To do:
Beneath this task is a listing; retype all of it exactly.

Input for this task:
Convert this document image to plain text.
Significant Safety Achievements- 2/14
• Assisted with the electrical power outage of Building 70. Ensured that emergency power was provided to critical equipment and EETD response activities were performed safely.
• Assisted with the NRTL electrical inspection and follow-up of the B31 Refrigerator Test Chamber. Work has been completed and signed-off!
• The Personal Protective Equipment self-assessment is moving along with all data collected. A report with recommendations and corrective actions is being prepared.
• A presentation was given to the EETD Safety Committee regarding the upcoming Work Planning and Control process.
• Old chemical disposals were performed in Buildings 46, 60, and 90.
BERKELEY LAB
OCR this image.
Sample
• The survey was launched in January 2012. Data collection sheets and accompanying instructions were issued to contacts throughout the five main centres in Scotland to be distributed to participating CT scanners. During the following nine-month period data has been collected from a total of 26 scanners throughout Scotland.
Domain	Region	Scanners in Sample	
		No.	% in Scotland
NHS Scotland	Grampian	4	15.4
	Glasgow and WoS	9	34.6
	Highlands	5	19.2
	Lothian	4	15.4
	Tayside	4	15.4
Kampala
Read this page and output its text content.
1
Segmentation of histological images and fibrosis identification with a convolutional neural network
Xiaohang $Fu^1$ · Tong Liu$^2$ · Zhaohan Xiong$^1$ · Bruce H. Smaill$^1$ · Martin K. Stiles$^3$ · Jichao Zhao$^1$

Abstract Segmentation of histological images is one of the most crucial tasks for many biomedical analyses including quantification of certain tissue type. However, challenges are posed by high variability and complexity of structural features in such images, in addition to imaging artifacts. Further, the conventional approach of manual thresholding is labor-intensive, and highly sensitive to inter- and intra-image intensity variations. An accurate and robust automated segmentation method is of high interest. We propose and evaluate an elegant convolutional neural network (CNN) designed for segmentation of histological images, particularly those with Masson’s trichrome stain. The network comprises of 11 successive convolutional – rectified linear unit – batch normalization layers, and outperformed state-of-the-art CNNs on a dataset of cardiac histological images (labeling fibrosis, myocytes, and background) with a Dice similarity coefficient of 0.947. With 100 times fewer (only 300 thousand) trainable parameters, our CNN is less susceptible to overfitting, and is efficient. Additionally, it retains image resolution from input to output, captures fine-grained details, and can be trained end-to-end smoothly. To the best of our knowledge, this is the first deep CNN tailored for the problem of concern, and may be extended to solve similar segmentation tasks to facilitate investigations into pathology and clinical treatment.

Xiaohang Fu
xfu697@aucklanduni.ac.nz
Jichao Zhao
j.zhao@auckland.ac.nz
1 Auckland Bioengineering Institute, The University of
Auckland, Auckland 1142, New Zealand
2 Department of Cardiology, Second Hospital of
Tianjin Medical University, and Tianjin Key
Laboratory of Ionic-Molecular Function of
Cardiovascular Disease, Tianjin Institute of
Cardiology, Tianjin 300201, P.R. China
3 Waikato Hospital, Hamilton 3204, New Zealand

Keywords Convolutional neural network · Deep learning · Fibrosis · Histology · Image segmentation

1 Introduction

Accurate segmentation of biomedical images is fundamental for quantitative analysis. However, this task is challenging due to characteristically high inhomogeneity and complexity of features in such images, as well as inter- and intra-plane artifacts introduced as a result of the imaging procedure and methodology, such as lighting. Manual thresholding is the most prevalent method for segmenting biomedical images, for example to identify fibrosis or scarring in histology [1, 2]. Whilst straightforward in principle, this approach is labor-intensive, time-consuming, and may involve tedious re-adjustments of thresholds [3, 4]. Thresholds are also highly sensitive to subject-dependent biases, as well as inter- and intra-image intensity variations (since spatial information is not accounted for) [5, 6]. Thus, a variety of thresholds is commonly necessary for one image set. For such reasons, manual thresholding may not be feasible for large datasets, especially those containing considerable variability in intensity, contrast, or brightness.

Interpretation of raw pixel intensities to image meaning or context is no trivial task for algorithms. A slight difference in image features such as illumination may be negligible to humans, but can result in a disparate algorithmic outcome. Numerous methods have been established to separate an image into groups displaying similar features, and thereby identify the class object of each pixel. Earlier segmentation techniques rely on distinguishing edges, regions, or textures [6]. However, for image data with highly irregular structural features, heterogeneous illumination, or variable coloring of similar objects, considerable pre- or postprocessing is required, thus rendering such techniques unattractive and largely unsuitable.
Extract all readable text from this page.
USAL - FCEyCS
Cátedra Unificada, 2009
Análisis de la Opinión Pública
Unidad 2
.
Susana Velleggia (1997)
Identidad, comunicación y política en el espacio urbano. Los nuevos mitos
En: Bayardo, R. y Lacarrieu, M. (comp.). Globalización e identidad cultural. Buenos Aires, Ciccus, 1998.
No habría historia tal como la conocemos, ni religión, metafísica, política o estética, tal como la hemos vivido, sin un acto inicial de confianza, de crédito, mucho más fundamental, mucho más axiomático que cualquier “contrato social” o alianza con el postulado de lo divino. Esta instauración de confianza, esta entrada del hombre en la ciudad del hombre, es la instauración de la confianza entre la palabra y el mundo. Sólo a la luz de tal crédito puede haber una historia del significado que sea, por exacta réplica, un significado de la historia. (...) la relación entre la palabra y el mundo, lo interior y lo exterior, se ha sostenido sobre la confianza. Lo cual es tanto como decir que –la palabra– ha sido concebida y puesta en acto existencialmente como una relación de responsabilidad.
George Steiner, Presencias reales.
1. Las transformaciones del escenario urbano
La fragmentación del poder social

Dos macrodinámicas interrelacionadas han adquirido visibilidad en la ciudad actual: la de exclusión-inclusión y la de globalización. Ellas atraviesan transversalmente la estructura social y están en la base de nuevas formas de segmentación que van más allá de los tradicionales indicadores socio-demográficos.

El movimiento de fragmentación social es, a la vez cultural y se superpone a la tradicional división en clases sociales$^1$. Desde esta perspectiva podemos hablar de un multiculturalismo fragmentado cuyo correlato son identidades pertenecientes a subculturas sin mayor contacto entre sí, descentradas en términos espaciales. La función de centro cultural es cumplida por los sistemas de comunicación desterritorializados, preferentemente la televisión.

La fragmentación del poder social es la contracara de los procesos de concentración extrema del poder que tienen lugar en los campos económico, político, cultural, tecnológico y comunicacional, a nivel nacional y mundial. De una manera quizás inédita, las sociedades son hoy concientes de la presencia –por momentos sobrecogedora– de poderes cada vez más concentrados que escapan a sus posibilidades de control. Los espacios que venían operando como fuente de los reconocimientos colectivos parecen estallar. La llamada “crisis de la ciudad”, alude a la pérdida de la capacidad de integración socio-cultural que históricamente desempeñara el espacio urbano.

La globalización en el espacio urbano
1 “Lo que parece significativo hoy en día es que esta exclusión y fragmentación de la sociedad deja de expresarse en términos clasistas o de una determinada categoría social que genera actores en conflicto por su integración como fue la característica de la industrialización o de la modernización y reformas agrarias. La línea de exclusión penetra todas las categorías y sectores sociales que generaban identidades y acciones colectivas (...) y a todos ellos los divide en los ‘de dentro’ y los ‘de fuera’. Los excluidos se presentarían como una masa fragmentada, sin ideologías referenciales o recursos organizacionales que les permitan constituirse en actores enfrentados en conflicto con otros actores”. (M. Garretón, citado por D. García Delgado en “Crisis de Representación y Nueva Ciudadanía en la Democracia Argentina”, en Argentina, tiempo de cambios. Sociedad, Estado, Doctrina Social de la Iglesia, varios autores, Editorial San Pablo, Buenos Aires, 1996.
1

Solution to this exercise:
Convert this document image to plain text.
Significant Safety Achievements- 2/14
• Assisted with the electrical power outage of Building 70. Ensured that emergency power was provided to critical equipment and EETD response activities were performed safely.
• Assisted with the NRTL electrical inspection and follow-up of the B31 Refrigerator Test Chamber. Work has been completed and signed-off!
• The Personal Protective Equipment self-assessment is moving along with all data collected. A report with recommendations and corrective actions is being prepared.
• A presentation was given to the EETD Safety Committee regarding the upcoming Work Planning and Control process.
• Old chemical disposals were performed in Buildings 46, 60, and 90.
BERKELEY LAB
OCR this image.
Sample
• The survey was launched in January 2012. Data collection sheets and accompanying instructions were issued to contacts throughout the five main centres in Scotland to be distributed to participating CT scanners. During the following nine-month period data has been collected from a total of 26 scanners throughout Scotland.
Domain	Region	Scanners in Sample	
		No.	% in Scotland
NHS Scotland	Grampian	4	15.4
	Glasgow and WoS	9	34.6
	Highlands	5	19.2
	Lothian	4	15.4
	Tayside	4	15.4
Kampala
Read this page and output its text content.
1
Segmentation of histological images and fibrosis identification with a convolutional neural network
Xiaohang $Fu^1$ · Tong Liu$^2$ · Zhaohan Xiong$^1$ · Bruce H. Smaill$^1$ · Martin K. Stiles$^3$ · Jichao Zhao$^1$

Abstract Segmentation of histological images is one of the most crucial tasks for many biomedical analyses including quantification of certain tissue type. However, challenges are posed by high variability and complexity of structural features in such images, in addition to imaging artifacts. Further, the conventional approach of manual thresholding is labor-intensive, and highly sensitive to inter- and intra-image intensity variations. An accurate and robust automated segmentation method is of high interest. We propose and evaluate an elegant convolutional neural network (CNN) designed for segmentation of histological images, particularly those with Masson’s trichrome stain. The network comprises of 11 successive convolutional – rectified linear unit – batch normalization layers, and outperformed state-of-the-art CNNs on a dataset of cardiac histological images (labeling fibrosis, myocytes, and background) with a Dice similarity coefficient of 0.947. With 100 times fewer (only 300 thousand) trainable parameters, our CNN is less susceptible to overfitting, and is efficient. Additionally, it retains image resolution from input to output, captures fine-grained details, and can be trained end-to-end smoothly. To the best of our knowledge, this is the first deep CNN tailored for the problem of concern, and may be extended to solve similar segmentation tasks to facilitate investigations into pathology and clinical treatment.

Xiaohang Fu
xfu697@aucklanduni.ac.nz
Jichao Zhao
j.zhao@auckland.ac.nz
1 Auckland Bioengineering Institute, The University of
Auckland, Auckland 1142, New Zealand
2 Department of Cardiology, Second Hospital of
Tianjin Medical University, and Tianjin Key
Laboratory of Ionic-Molecular Function of
Cardiovascular Disease, Tianjin Institute of
Cardiology, Tianjin 300201, P.R. China
3 Waikato Hospital, Hamilton 3204, New Zealand

Keywords Convolutional neural network · Deep learning · Fibrosis · Histology · Image segmentation

1 Introduction

Accurate segmentation of biomedical images is fundamental for quantitative analysis. However, this task is challenging due to characteristically high inhomogeneity and complexity of features in such images, as well as inter- and intra-plane artifacts introduced as a result of the imaging procedure and methodology, such as lighting. Manual thresholding is the most prevalent method for segmenting biomedical images, for example to identify fibrosis or scarring in histology [1, 2]. Whilst straightforward in principle, this approach is labor-intensive, time-consuming, and may involve tedious re-adjustments of thresholds [3, 4]. Thresholds are also highly sensitive to subject-dependent biases, as well as inter- and intra-image intensity variations (since spatial information is not accounted for) [5, 6]. Thus, a variety of thresholds is commonly necessary for one image set. For such reasons, manual thresholding may not be feasible for large datasets, especially those containing considerable variability in intensity, contrast, or brightness.

Interpretation of raw pixel intensities to image meaning or context is no trivial task for algorithms. A slight difference in image features such as illumination may be negligible to humans, but can result in a disparate algorithmic outcome. Numerous methods have been established to separate an image into groups displaying similar features, and thereby identify the class object of each pixel. Earlier segmentation techniques rely on distinguishing edges, regions, or textures [6]. However, for image data with highly irregular structural features, heterogeneous illumination, or variable coloring of similar objects, considerable pre- or postprocessing is required, thus rendering such techniques unattractive and largely unsuitable.
Extract all readable text from this page.
USAL - FCEyCS
Cátedra Unificada, 2009
Análisis de la Opinión Pública
Unidad 2
.
Susana Velleggia (1997)
Identidad, comunicación y política en el espacio urbano. Los nuevos mitos
En: Bayardo, R. y Lacarrieu, M. (comp.). Globalización e identidad cultural. Buenos Aires, Ciccus, 1998.
No habría historia tal como la conocemos, ni religión, metafísica, política o estética, tal como la hemos vivido, sin un acto inicial de confianza, de crédito, mucho más fundamental, mucho más axiomático que cualquier “contrato social” o alianza con el postulado de lo divino. Esta instauración de confianza, esta entrada del hombre en la ciudad del hombre, es la instauración de la confianza entre la palabra y el mundo. Sólo a la luz de tal crédito puede haber una historia del significado que sea, por exacta réplica, un significado de la historia. (...) la relación entre la palabra y el mundo, lo interior y lo exterior, se ha sostenido sobre la confianza. Lo cual es tanto como decir que –la palabra– ha sido concebida y puesta en acto existencialmente como una relación de responsabilidad.
George Steiner, Presencias reales.
1. Las transformaciones del escenario urbano
La fragmentación del poder social

Dos macrodinámicas interrelacionadas han adquirido visibilidad en la ciudad actual: la de exclusión-inclusión y la de globalización. Ellas atraviesan transversalmente la estructura social y están en la base de nuevas formas de segmentación que van más allá de los tradicionales indicadores socio-demográficos.

El movimiento de fragmentación social es, a la vez cultural y se superpone a la tradicional división en clases sociales$^1$. Desde esta perspectiva podemos hablar de un multiculturalismo fragmentado cuyo correlato son identidades pertenecientes a subculturas sin mayor contacto entre sí, descentradas en términos espaciales. La función de centro cultural es cumplida por los sistemas de comunicación desterritorializados, preferentemente la televisión.

La fragmentación del poder social es la contracara de los procesos de concentración extrema del poder que tienen lugar en los campos económico, político, cultural, tecnológico y comunicacional, a nivel nacional y mundial. De una manera quizás inédita, las sociedades son hoy concientes de la presencia –por momentos sobrecogedora– de poderes cada vez más concentrados que escapan a sus posibilidades de control. Los espacios que venían operando como fuente de los reconocimientos colectivos parecen estallar. La llamada “crisis de la ciudad”, alude a la pérdida de la capacidad de integración socio-cultural que históricamente desempeñara el espacio urbano.

La globalización en el espacio urbano
1 “Lo que parece significativo hoy en día es que esta exclusión y fragmentación de la sociedad deja de expresarse en términos clasistas o de una determinada categoría social que genera actores en conflicto por su integración como fue la característica de la industrialización o de la modernización y reformas agrarias. La línea de exclusión penetra todas las categorías y sectores sociales que generaban identidades y acciones colectivas (...) y a todos ellos los divide en los ‘de dentro’ y los ‘de fuera’. Los excluidos se presentarían como una masa fragmentada, sin ideologías referenciales o recursos organizacionales que les permitan constituirse en actores enfrentados en conflicto con otros actores”. (M. Garretón, citado por D. García Delgado en “Crisis de Representación y Nueva Ciudadanía en la Democracia Argentina”, en Argentina, tiempo de cambios. Sociedad, Estado, Doctrina Social de la Iglesia, varios autores, Editorial San Pablo, Buenos Aires, 1996.
1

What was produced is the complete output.